• WHAT YOU NEED TO DO: Look for "people" in each line of the entries, and return the matching lines.

---

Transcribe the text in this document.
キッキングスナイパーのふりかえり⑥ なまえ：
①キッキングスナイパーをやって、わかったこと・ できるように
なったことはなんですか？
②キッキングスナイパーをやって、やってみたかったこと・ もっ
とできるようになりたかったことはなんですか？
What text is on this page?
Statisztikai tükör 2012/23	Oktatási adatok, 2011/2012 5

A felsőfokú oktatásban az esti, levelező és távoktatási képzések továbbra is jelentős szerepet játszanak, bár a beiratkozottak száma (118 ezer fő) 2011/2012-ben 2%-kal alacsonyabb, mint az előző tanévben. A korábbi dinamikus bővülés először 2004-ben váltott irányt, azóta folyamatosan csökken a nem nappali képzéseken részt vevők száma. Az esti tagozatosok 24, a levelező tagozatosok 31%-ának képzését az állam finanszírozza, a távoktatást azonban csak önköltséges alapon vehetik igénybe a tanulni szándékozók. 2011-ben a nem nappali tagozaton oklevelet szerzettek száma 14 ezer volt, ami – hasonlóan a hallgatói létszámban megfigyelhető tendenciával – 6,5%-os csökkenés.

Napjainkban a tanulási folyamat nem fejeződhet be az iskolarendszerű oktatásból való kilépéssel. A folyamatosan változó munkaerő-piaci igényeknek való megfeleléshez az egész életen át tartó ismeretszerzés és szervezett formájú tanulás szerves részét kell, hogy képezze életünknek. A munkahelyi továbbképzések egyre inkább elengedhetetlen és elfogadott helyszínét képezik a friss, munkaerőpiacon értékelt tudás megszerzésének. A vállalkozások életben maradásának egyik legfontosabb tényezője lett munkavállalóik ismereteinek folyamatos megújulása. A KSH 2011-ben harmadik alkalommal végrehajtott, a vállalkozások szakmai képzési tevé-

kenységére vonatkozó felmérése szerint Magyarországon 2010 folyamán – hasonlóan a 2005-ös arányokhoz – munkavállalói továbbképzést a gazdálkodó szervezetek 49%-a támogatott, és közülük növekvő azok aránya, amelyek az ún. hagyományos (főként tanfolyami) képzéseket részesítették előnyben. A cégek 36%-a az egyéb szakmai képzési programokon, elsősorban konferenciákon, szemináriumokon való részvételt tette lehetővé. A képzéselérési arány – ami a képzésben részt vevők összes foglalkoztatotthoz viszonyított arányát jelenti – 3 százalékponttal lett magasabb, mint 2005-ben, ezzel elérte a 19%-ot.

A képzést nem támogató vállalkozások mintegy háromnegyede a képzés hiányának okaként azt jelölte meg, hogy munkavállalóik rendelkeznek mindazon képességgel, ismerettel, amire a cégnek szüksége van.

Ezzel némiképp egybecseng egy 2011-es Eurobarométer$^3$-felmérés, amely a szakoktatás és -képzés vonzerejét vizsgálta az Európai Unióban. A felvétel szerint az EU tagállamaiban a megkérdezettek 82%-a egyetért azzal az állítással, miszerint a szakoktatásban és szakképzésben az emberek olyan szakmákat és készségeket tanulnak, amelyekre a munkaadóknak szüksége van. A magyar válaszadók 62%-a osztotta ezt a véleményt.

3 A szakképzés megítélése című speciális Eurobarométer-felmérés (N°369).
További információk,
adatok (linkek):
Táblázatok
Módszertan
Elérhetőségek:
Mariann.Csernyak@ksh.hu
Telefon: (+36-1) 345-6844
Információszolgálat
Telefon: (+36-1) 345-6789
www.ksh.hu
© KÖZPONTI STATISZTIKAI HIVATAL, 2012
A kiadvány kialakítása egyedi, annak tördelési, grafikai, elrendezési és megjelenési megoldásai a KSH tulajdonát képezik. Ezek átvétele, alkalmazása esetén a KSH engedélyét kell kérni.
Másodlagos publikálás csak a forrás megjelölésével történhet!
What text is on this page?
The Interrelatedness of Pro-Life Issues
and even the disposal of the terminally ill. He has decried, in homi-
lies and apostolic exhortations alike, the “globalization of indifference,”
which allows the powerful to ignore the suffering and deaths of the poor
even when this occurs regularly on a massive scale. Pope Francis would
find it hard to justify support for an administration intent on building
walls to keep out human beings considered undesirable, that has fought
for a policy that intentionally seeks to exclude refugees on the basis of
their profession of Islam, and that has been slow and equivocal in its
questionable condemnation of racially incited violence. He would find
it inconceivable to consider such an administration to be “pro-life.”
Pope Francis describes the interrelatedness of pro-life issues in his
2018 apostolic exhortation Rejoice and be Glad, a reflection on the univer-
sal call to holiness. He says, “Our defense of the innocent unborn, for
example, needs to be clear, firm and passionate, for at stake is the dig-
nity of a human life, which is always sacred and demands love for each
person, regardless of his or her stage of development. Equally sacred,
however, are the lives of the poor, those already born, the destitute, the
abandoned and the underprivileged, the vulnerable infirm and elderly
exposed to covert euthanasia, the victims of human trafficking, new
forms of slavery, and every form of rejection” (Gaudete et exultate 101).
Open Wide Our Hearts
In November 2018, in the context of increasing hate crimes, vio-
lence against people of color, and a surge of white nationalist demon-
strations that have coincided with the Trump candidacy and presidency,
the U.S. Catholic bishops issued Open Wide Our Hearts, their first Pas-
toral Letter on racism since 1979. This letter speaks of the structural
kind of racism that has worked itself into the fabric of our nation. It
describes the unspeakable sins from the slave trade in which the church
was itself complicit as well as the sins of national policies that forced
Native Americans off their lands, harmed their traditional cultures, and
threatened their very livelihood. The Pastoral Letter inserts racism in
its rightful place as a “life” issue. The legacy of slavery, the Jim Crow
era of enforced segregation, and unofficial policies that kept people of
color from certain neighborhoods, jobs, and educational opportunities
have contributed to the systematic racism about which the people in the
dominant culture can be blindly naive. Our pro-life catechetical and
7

---

• SOLUTION BELOW:
lence against people of color, and a surge of white nationalist demon-
era of enforced segregation, and unofficial policies that kept people of
have contributed to the systematic racism about which the people in the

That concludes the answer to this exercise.